• **WHAT THIS TASK INVOLVES**
Extract every line below that contains the word "физических".

Part of a data file:

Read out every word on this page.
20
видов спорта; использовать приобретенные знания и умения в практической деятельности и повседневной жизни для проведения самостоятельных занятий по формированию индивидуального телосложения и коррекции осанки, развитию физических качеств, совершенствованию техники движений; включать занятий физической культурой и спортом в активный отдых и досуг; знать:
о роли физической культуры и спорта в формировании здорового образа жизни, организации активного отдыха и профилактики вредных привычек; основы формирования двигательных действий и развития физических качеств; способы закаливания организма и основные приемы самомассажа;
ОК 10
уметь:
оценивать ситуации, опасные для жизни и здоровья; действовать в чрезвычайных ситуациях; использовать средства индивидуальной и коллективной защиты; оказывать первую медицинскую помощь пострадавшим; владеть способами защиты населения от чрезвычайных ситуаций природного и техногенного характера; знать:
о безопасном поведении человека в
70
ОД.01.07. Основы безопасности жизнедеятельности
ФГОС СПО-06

• **RIGHT ANSWER**
видов спорта; использовать приобретенные знания и умения в практической деятельности и повседневной жизни для проведения самостоятельных занятий по формированию индивидуального телосложения и коррекции осанки, развитию физических качеств, совершенствованию техники движений; включать занятий физической культурой и спортом в активный отдых и досуг; знать:
о роли физической культуры и спорта в формировании здорового образа жизни, организации активного отдыха и профилактики вредных привычек; основы формирования двигательных действий и развития физических качеств; способы закаливания организма и основные приемы самомассажа;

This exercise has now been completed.